*Task details:* Look through the material below and copy every line containing the word "gewesen".

*Exercise inputs:*
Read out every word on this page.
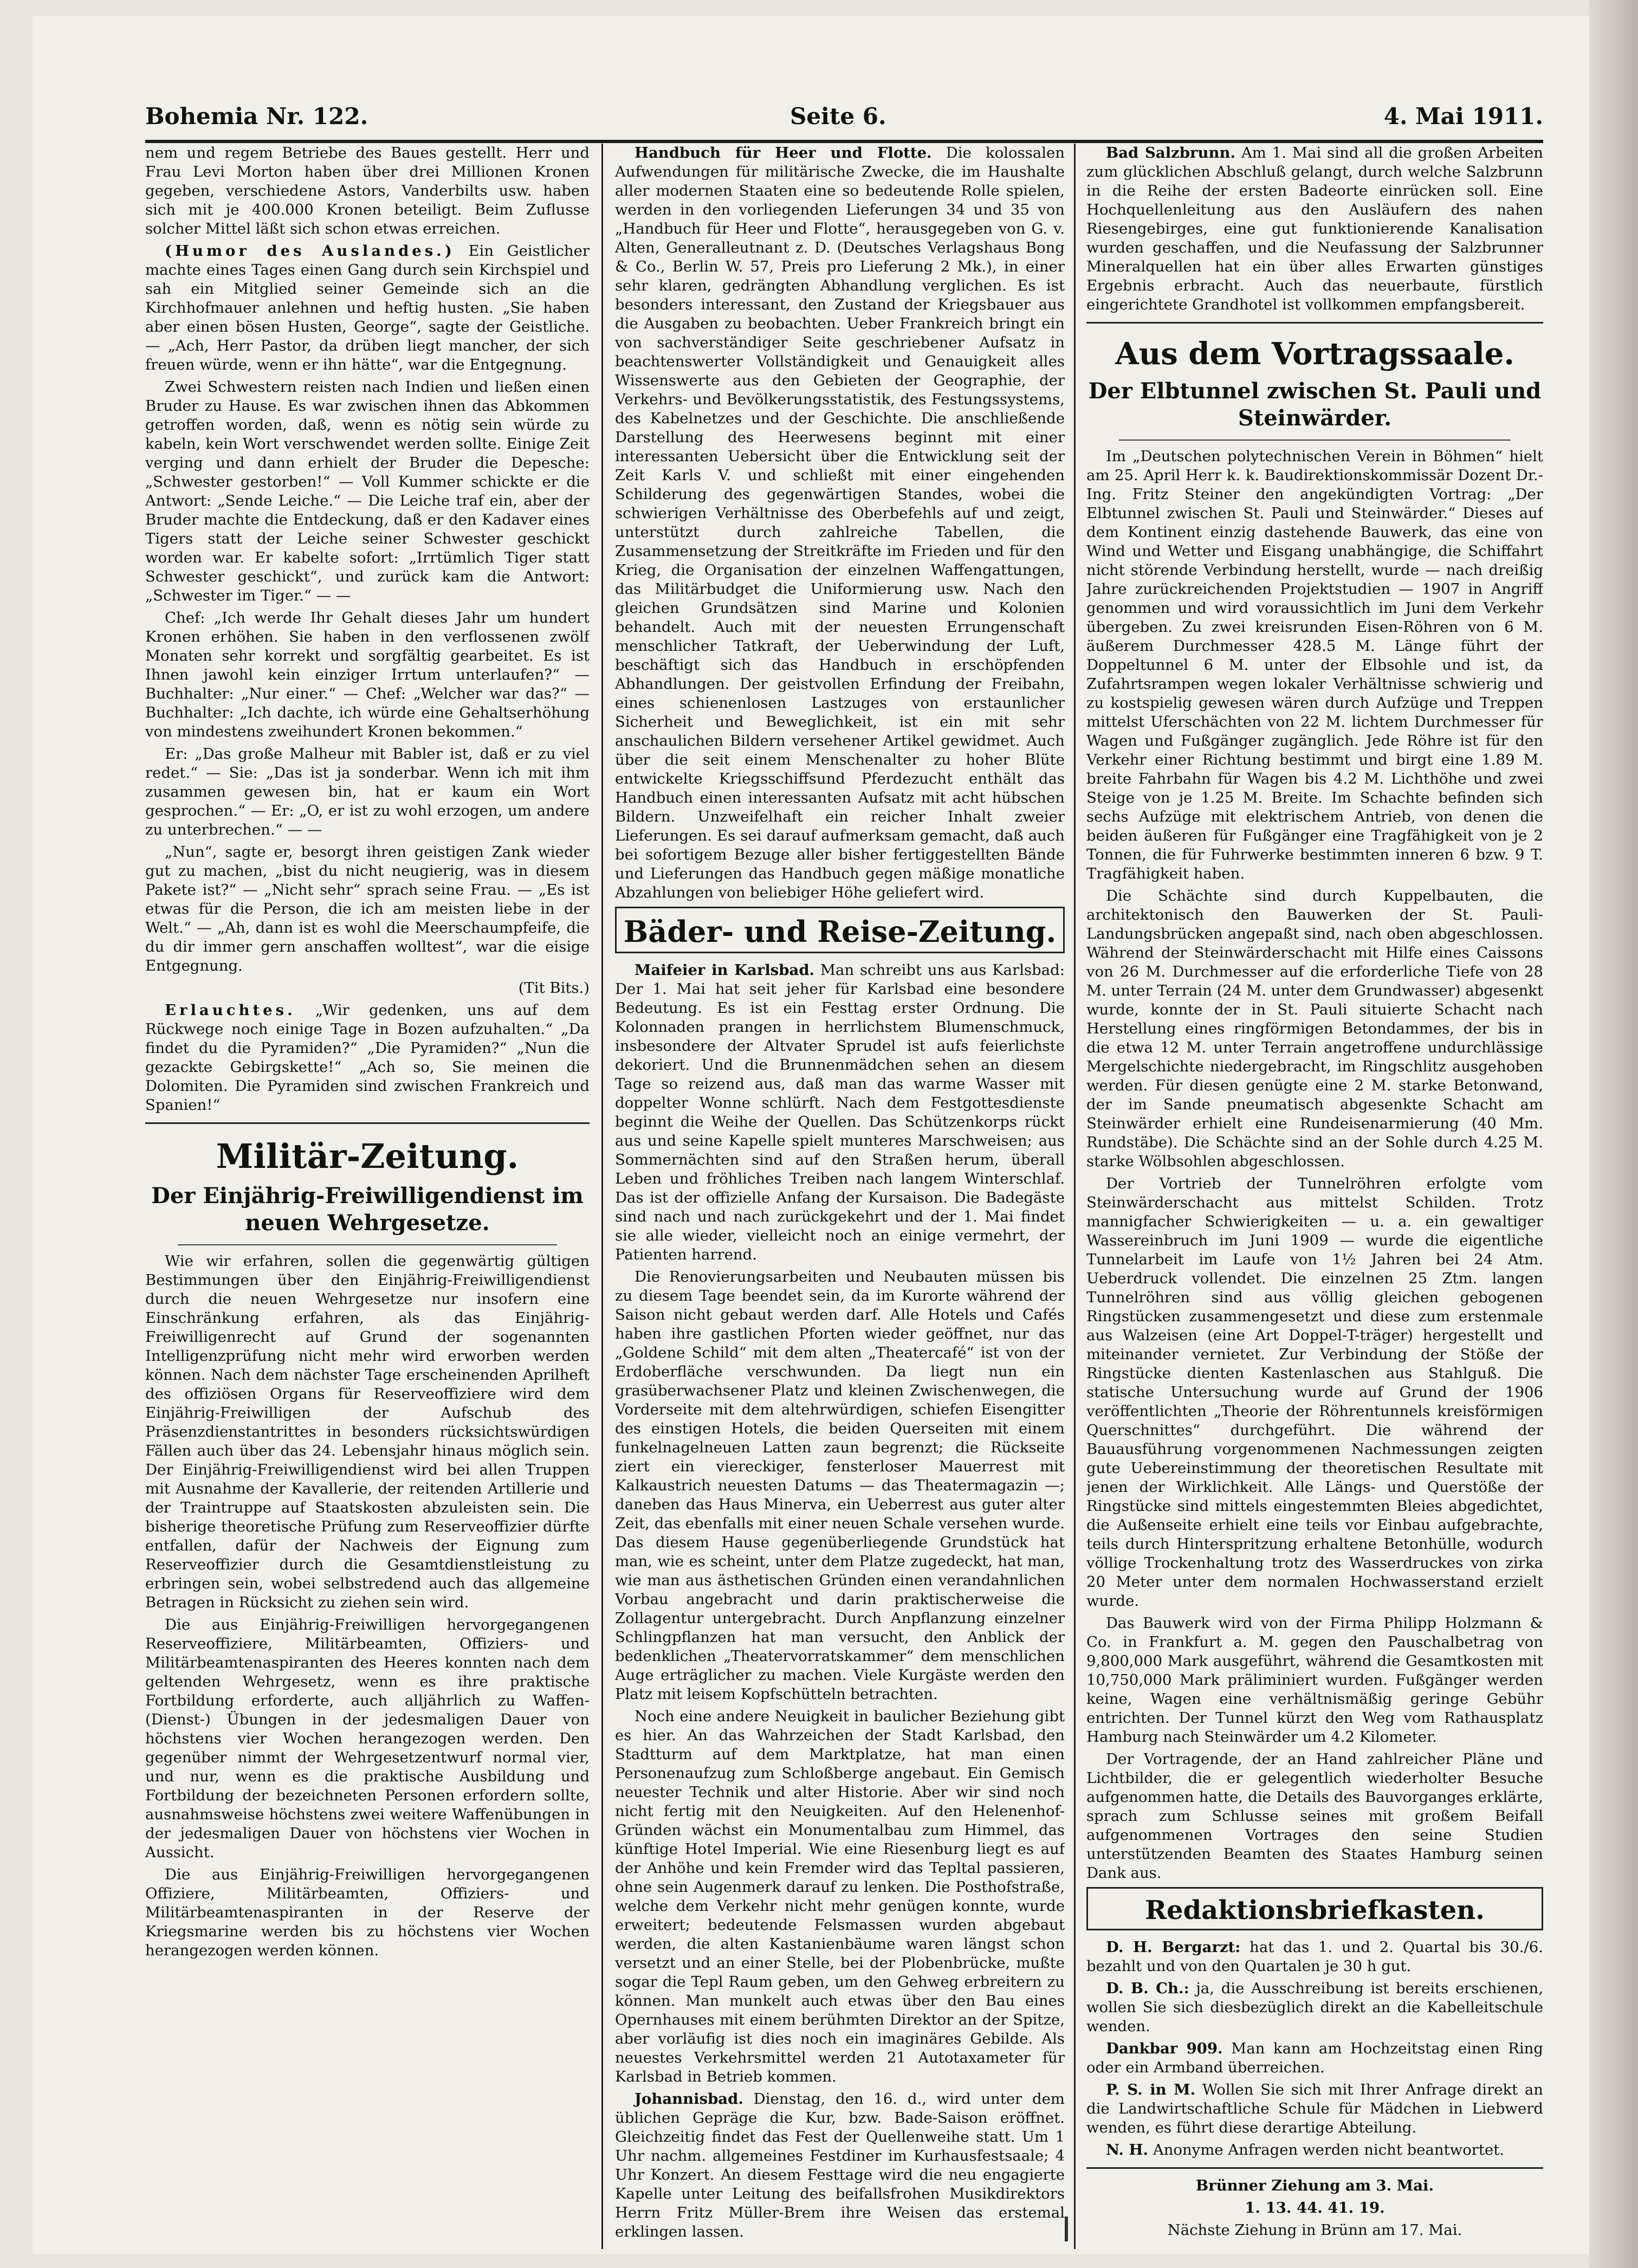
Bohemia Nr. 122.	Seite 6.	4. Mai 1911.

nem und regem Betriebe des Baues gestellt. Herr und Frau Levi Morton haben über drei Millionen Kronen gegeben, verschiedene Astors, Vanderbilts usw. haben sich mit je 400.000 Kronen beteiligt. Beim Zuflusse solcher Mittel läßt sich schon etwas erreichen.

(Humor des Auslandes.) Ein Geistlicher machte eines Tages einen Gang durch sein Kirchspiel und sah ein Mitglied seiner Gemeinde sich an die Kirchhofmauer anlehnen und heftig husten. „Sie haben aber einen bösen Husten, George“, sagte der Geistliche. — „Ach, Herr Pastor, da drüben liegt mancher, der sich freuen würde, wenn er ihn hätte“, war die Entgegnung.

Zwei Schwestern reisten nach Indien und ließen einen Bruder zu Hause. Es war zwischen ihnen das Abkommen getroffen worden, daß, wenn es nötig sein würde zu kabeln, kein Wort verschwendet werden sollte. Einige Zeit verging und dann erhielt der Bruder die Depesche: „Schwester gestorben!“ — Voll Kummer schickte er die Antwort: „Sende Leiche.“ — Die Leiche traf ein, aber der Bruder machte die Entdeckung, daß er den Kadaver eines Tigers statt der Leiche seiner Schwester geschickt worden war. Er kabelte sofort: „Irrtümlich Tiger statt Schwester geschickt“, und zurück kam die Antwort: „Schwester im Tiger.“ — —

Chef: „Ich werde Ihr Gehalt dieses Jahr um hundert Kronen erhöhen. Sie haben in den verflossenen zwölf Monaten sehr korrekt und sorgfältig gearbeitet. Es ist Ihnen jawohl kein einziger Irrtum unterlaufen?“ — Buchhalter: „Nur einer.“ — Chef: „Welcher war das?“ — Buchhalter: „Ich dachte, ich würde eine Gehaltserhöhung von mindestens zweihundert Kronen bekommen.“

Er: „Das große Malheur mit Babler ist, daß er zu viel redet.“ — Sie: „Das ist ja sonderbar. Wenn ich mit ihm zusammen gewesen bin, hat er kaum ein Wort gesprochen.“ — Er: „O, er ist zu wohl erzogen, um andere zu unterbrechen.“ — —

„Nun“, sagte er, besorgt ihren geistigen Zank wieder gut zu machen, „bist du nicht neugierig, was in diesem Pakete ist?“ — „Nicht sehr“ sprach seine Frau. — „Es ist etwas für die Person, die ich am meisten liebe in der Welt.“ — „Ah, dann ist es wohl die Meerschaumpfeife, die du dir immer gern anschaffen wolltest“, war die eisige Entgegnung.

(Tit Bits.)

Erlauchtes. „Wir gedenken, uns auf dem Rückwege noch einige Tage in Bozen aufzuhalten.“ „Da findet du die Pyramiden?“ „Die Pyramiden?“ „Nun die gezackte Gebirgskette!“ „Ach so, Sie meinen die Dolomiten. Die Pyramiden sind zwischen Frankreich und Spanien!“

Militär-Zeitung.
Der Einjährig-Freiwilligendienst im neuen Wehrgesetze.

Wie wir erfahren, sollen die gegenwärtig gültigen Bestimmungen über den Einjährig-Freiwilligendienst durch die neuen Wehrgesetze nur insofern eine Einschränkung erfahren, als das Einjährig-Freiwilligenrecht auf Grund der sogenannten Intelligenzprüfung nicht mehr wird erworben werden können. Nach dem nächster Tage erscheinenden Aprilheft des offiziösen Organs für Reserveoffiziere wird dem Einjährig-Freiwilligen der Aufschub des Präsenzdienstantrittes in besonders rücksichtswürdigen Fällen auch über das 24. Lebensjahr hinaus möglich sein. Der Einjährig-Freiwilligendienst wird bei allen Truppen mit Ausnahme der Kavallerie, der reitenden Artillerie und der Traintruppe auf Staatskosten abzuleisten sein. Die bisherige theoretische Prüfung zum Reserveoffizier dürfte entfallen, dafür der Nachweis der Eignung zum Reserveoffizier durch die Gesamtdienstleistung zu erbringen sein, wobei selbstredend auch das allgemeine Betragen in Rücksicht zu ziehen sein wird.

Die aus Einjährig-Freiwilligen hervorgegangenen Reserveoffiziere, Militärbeamten, Offiziers- und Militärbeamtenaspiranten des Heeres konnten nach dem geltenden Wehrgesetz, wenn es ihre praktische Fortbildung erforderte, auch alljährlich zu Waffen-(Dienst-) Übungen in der jedesmaligen Dauer von höchstens vier Wochen herangezogen werden. Den gegenüber nimmt der Wehrgesetzentwurf normal vier, und nur, wenn es die praktische Ausbildung und Fortbildung der bezeichneten Personen erfordern sollte, ausnahmsweise höchstens zwei weitere Waffenübungen in der jedesmaligen Dauer von höchstens vier Wochen in Aussicht.

Die aus Einjährig-Freiwilligen hervorgegangenen Offiziere, Militärbeamten, Offiziers- und Militärbeamtenaspiranten in der Reserve der Kriegsmarine werden bis zu höchstens vier Wochen herangezogen werden können.

Handbuch für Heer und Flotte. Die kolossalen Aufwendungen für militärische Zwecke, die im Haushalte aller modernen Staaten eine so bedeutende Rolle spielen, werden in den vorliegenden Lieferungen 34 und 35 von „Handbuch für Heer und Flotte“, herausgegeben von G. v. Alten, Generalleutnant z. D. (Deutsches Verlagshaus Bong & Co., Berlin W. 57, Preis pro Lieferung 2 Mk.), in einer sehr klaren, gedrängten Abhandlung verglichen. Es ist besonders interessant, den Zustand der Kriegsbauer aus die Ausgaben zu beobachten. Ueber Frankreich bringt ein von sachverständiger Seite geschriebener Aufsatz in beachtenswerter Vollständigkeit und Genauigkeit alles Wissenswerte aus den Gebieten der Geographie, der Verkehrs- und Bevölkerungsstatistik, des Festungssystems, des Kabelnetzes und der Geschichte. Die anschließende Darstellung des Heerwesens beginnt mit einer interessanten Uebersicht über die Entwicklung seit der Zeit Karls V. und schließt mit einer eingehenden Schilderung des gegenwärtigen Standes, wobei die schwierigen Verhältnisse des Oberbefehls auf und zeigt, unterstützt durch zahlreiche Tabellen, die Zusammensetzung der Streitkräfte im Frieden und für den Krieg, die Organisation der einzelnen Waffengattungen, das Militärbudget die Uniformierung usw. Nach den gleichen Grundsätzen sind Marine und Kolonien behandelt. Auch mit der neuesten Errungenschaft menschlicher Tatkraft, der Ueberwindung der Luft, beschäftigt sich das Handbuch in erschöpfenden Abhandlungen. Der geistvollen Erfindung der Freibahn, eines schienenlosen Lastzuges von erstaunlicher Sicherheit und Beweglichkeit, ist ein mit sehr anschaulichen Bildern versehener Artikel gewidmet. Auch über die seit einem Menschenalter zu hoher Blüte entwickelte Kriegsschiffsund Pferdezucht enthält das Handbuch einen interessanten Aufsatz mit acht hübschen Bildern. Unzweifelhaft ein reicher Inhalt zweier Lieferungen. Es sei darauf aufmerksam gemacht, daß auch bei sofortigem Bezuge aller bisher fertiggestellten Bände und Lieferungen das Handbuch gegen mäßige monatliche Abzahlungen von beliebiger Höhe geliefert wird.

Bäder- und Reise-Zeitung.

Maifeier in Karlsbad. Man schreibt uns aus Karlsbad: Der 1. Mai hat seit jeher für Karlsbad eine besondere Bedeutung. Es ist ein Festtag erster Ordnung. Die Kolonnaden prangen in herrlichstem Blumenschmuck, insbesondere der Altvater Sprudel ist aufs feierlichste dekoriert. Und die Brunnenmädchen sehen an diesem Tage so reizend aus, daß man das warme Wasser mit doppelter Wonne schlürft. Nach dem Festgottesdienste beginnt die Weihe der Quellen. Das Schützenkorps rückt aus und seine Kapelle spielt munteres Marschweisen; aus Sommernächten sind auf den Straßen herum, überall Leben und fröhliches Treiben nach langem Winterschlaf. Das ist der offizielle Anfang der Kursaison. Die Badegäste sind nach und nach zurückgekehrt und der 1. Mai findet sie alle wieder, vielleicht noch an einige vermehrt, der Patienten harrend.

Die Renovierungsarbeiten und Neubauten müssen bis zu diesem Tage beendet sein, da im Kurorte während der Saison nicht gebaut werden darf. Alle Hotels und Cafés haben ihre gastlichen Pforten wieder geöffnet, nur das „Goldene Schild“ mit dem alten „Theatercafé“ ist von der Erdoberfläche verschwunden. Da liegt nun ein grasüberwachsener Platz und kleinen Zwischenwegen, die Vorderseite mit dem altehrwürdigen, schiefen Eisengitter des einstigen Hotels, die beiden Querseiten mit einem funkelnagelneuen Latten zaun begrenzt; die Rückseite ziert ein viereckiger, fensterloser Mauerrest mit Kalkaustrich neuesten Datums — das Theatermagazin —; daneben das Haus Minerva, ein Ueberrest aus guter alter Zeit, das ebenfalls mit einer neuen Schale versehen wurde. Das diesem Hause gegenüberliegende Grundstück hat man, wie es scheint, unter dem Platze zugedeckt, hat man, wie man aus ästhetischen Gründen einen verandahnlichen Vorbau angebracht und darin praktischerweise die Zollagentur untergebracht. Durch Anpflanzung einzelner Schlingpflanzen hat man versucht, den Anblick der bedenklichen „Theatervorratskammer“ dem menschlichen Auge erträglicher zu machen. Viele Kurgäste werden den Platz mit leisem Kopfschütteln betrachten.

Noch eine andere Neuigkeit in baulicher Beziehung gibt es hier. An das Wahrzeichen der Stadt Karlsbad, den Stadtturm auf dem Marktplatze, hat man einen Personenaufzug zum Schloßberge angebaut. Ein Gemisch neuester Technik und alter Historie. Aber wir sind noch nicht fertig mit den Neuigkeiten. Auf den Helenenhof-Gründen wächst ein Monumentalbau zum Himmel, das künftige Hotel Imperial. Wie eine Riesenburg liegt es auf der Anhöhe und kein Fremder wird das Tepltal passieren, ohne sein Augenmerk darauf zu lenken. Die Posthofstraße, welche dem Verkehr nicht mehr genügen konnte, wurde erweitert; bedeutende Felsmassen wurden abgebaut werden, die alten Kastanienbäume waren längst schon versetzt und an einer Stelle, bei der Plobenbrücke, mußte sogar die Tepl Raum geben, um den Gehweg erbreitern zu können. Man munkelt auch etwas über den Bau eines Opernhauses mit einem berühmten Direktor an der Spitze, aber vorläufig ist dies noch ein imaginäres Gebilde. Als neuestes Verkehrsmittel werden 21 Autotaxameter für Karlsbad in Betrieb kommen.

Johannisbad. Dienstag, den 16. d., wird unter dem üblichen Gepräge die Kur, bzw. Bade-Saison eröffnet. Gleichzeitig findet das Fest der Quellenweihe statt. Um 1 Uhr nachm. allgemeines Festdiner im Kurhausfestsaale; 4 Uhr Konzert. An diesem Festtage wird die neu engagierte Kapelle unter Leitung des beifallsfrohen Musikdirektors Herrn Fritz Müller-Brem ihre Weisen das erstemal erklingen lassen.

Bad Salzbrunn. Am 1. Mai sind all die großen Arbeiten zum glücklichen Abschluß gelangt, durch welche Salzbrunn in die Reihe der ersten Badeorte einrücken soll. Eine Hochquellenleitung aus den Ausläufern des nahen Riesengebirges, eine gut funktionierende Kanalisation wurden geschaffen, und die Neufassung der Salzbrunner Mineralquellen hat ein über alles Erwarten günstiges Ergebnis erbracht. Auch das neuerbaute, fürstlich eingerichtete Grandhotel ist vollkommen empfangsbereit.

Aus dem Vortragssaale.
Der Elbtunnel zwischen St. Pauli und Steinwärder.

Im „Deutschen polytechnischen Verein in Böhmen“ hielt am 25. April Herr k. k. Baudirektionskommissär Dozent Dr.-Ing. Fritz Steiner den angekündigten Vortrag: „Der Elbtunnel zwischen St. Pauli und Steinwärder.“ Dieses auf dem Kontinent einzig dastehende Bauwerk, das eine von Wind und Wetter und Eisgang unabhängige, die Schiffahrt nicht störende Verbindung herstellt, wurde — nach dreißig Jahre zurückreichenden Projektstudien — 1907 in Angriff genommen und wird voraussichtlich im Juni dem Verkehr übergeben. Zu zwei kreisrunden Eisen-Röhren von 6 M. äußerem Durchmesser 428.5 M. Länge führt der Doppeltunnel 6 M. unter der Elbsohle und ist, da Zufahrtsrampen wegen lokaler Verhältnisse schwierig und zu kostspielig gewesen wären durch Aufzüge und Treppen mittelst Uferschächten von 22 M. lichtem Durchmesser für Wagen und Fußgänger zugänglich. Jede Röhre ist für den Verkehr einer Richtung bestimmt und birgt eine 1.89 M. breite Fahrbahn für Wagen bis 4.2 M. Lichthöhe und zwei Steige von je 1.25 M. Breite. Im Schachte befinden sich sechs Aufzüge mit elektrischem Antrieb, von denen die beiden äußeren für Fußgänger eine Tragfähigkeit von je 2 Tonnen, die für Fuhrwerke bestimmten inneren 6 bzw. 9 T. Tragfähigkeit haben.

Die Schächte sind durch Kuppelbauten, die architektonisch den Bauwerken der St. Pauli-Landungsbrücken angepaßt sind, nach oben abgeschlossen. Während der Steinwärderschacht mit Hilfe eines Caissons von 26 M. Durchmesser auf die erforderliche Tiefe von 28 M. unter Terrain (24 M. unter dem Grundwasser) abgesenkt wurde, konnte der in St. Pauli situierte Schacht nach Herstellung eines ringförmigen Betondammes, der bis in die etwa 12 M. unter Terrain angetroffene undurchlässige Mergelschichte niedergebracht, im Ringschlitz ausgehoben werden. Für diesen genügte eine 2 M. starke Betonwand, der im Sande pneumatisch abgesenkte Schacht am Steinwärder erhielt eine Rundeisenarmierung (40 Mm. Rundstäbe). Die Schächte sind an der Sohle durch 4.25 M. starke Wölbsohlen abgeschlossen.

Der Vortrieb der Tunnelröhren erfolgte vom Steinwärderschacht aus mittelst Schilden. Trotz mannigfacher Schwierigkeiten — u. a. ein gewaltiger Wassereinbruch im Juni 1909 — wurde die eigentliche Tunnelarbeit im Laufe von 1½ Jahren bei 24 Atm. Ueberdruck vollendet. Die einzelnen 25 Ztm. langen Tunnelröhren sind aus völlig gleichen gebogenen Ringstücken zusammengesetzt und diese zum erstenmale aus Walzeisen (eine Art Doppel-T-träger) hergestellt und miteinander vernietet. Zur Verbindung der Stöße der Ringstücke dienten Kastenlaschen aus Stahlguß. Die statische Untersuchung wurde auf Grund der 1906 veröffentlichten „Theorie der Röhrentunnels kreisförmigen Querschnittes“ durchgeführt. Die während der Bauausführung vorgenommenen Nachmessungen zeigten gute Uebereinstimmung der theoretischen Resultate mit jenen der Wirklichkeit. Alle Längs- und Querstöße der Ringstücke sind mittels eingestemmten Bleies abgedichtet, die Außenseite erhielt eine teils vor Einbau aufgebrachte, teils durch Hinterspritzung erhaltene Betonhülle, wodurch völlige Trockenhaltung trotz des Wasserdruckes von zirka 20 Meter unter dem normalen Hochwasserstand erzielt wurde.

Das Bauwerk wird von der Firma Philipp Holzmann & Co. in Frankfurt a. M. gegen den Pauschalbetrag von 9,800,000 Mark ausgeführt, während die Gesamtkosten mit 10,750,000 Mark präliminiert wurden. Fußgänger werden keine, Wagen eine verhältnismäßig geringe Gebühr entrichten. Der Tunnel kürzt den Weg vom Rathausplatz Hamburg nach Steinwärder um 4.2 Kilometer.

Der Vortragende, der an Hand zahlreicher Pläne und Lichtbilder, die er gelegentlich wiederholter Besuche aufgenommen hatte, die Details des Bauvorganges erklärte, sprach zum Schlusse seines mit großem Beifall aufgenommenen Vortrages den seine Studien unterstützenden Beamten des Staates Hamburg seinen Dank aus.

Redaktionsbriefkasten.

D. H. Bergarzt: hat das 1. und 2. Quartal bis 30./6. bezahlt und von den Quartalen je 30 h gut.

D. B. Ch.: ja, die Ausschreibung ist bereits erschienen, wollen Sie sich diesbezüglich direkt an die Kabelleitschule wenden.

Dankbar 909. Man kann am Hochzeitstag einen Ring oder ein Armband überreichen.

P. S. in M. Wollen Sie sich mit Ihrer Anfrage direkt an die Landwirtschaftliche Schule für Mädchen in Liebwerd wenden, es führt diese derartige Abteilung.

N. H. Anonyme Anfragen werden nicht beantwortet.

Brünner Ziehung am 3. Mai.

1. 13. 44. 41. 19.

Nächste Ziehung in Brünn am 17. Mai.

*Reply to the exercise:*
Er: „Das große Malheur mit Babler ist, daß er zu viel redet.“ — Sie: „Das ist ja sonderbar. Wenn ich mit ihm zusammen gewesen bin, hat er kaum ein Wort gesprochen.“ — Er: „O, er ist zu wohl erzogen, um andere zu unterbrechen.“ — —
Im „Deutschen polytechnischen Verein in Böhmen“ hielt am 25. April Herr k. k. Baudirektionskommissär Dozent Dr.-Ing. Fritz Steiner den angekündigten Vortrag: „Der Elbtunnel zwischen St. Pauli und Steinwärder.“ Dieses auf dem Kontinent einzig dastehende Bauwerk, das eine von Wind und Wetter und Eisgang unabhängige, die Schiffahrt nicht störende Verbindung herstellt, wurde — nach dreißig Jahre zurückreichenden Projektstudien — 1907 in Angriff genommen und wird voraussichtlich im Juni dem Verkehr übergeben. Zu zwei kreisrunden Eisen-Röhren von 6 M. äußerem Durchmesser 428.5 M. Länge führt der Doppeltunnel 6 M. unter der Elbsohle und ist, da Zufahrtsrampen wegen lokaler Verhältnisse schwierig und zu kostspielig gewesen wären durch Aufzüge und Treppen mittelst Uferschächten von 22 M. lichtem Durchmesser für Wagen und Fußgänger zugänglich. Jede Röhre ist für den Verkehr einer Richtung bestimmt und birgt eine 1.89 M. breite Fahrbahn für Wagen bis 4.2 M. Lichthöhe und zwei Steige von je 1.25 M. Breite. Im Schachte befinden sich sechs Aufzüge mit elektrischem Antrieb, von denen die beiden äußeren für Fußgänger eine Tragfähigkeit von je 2 Tonnen, die für Fuhrwerke bestimmten inneren 6 bzw. 9 T. Tragfähigkeit haben.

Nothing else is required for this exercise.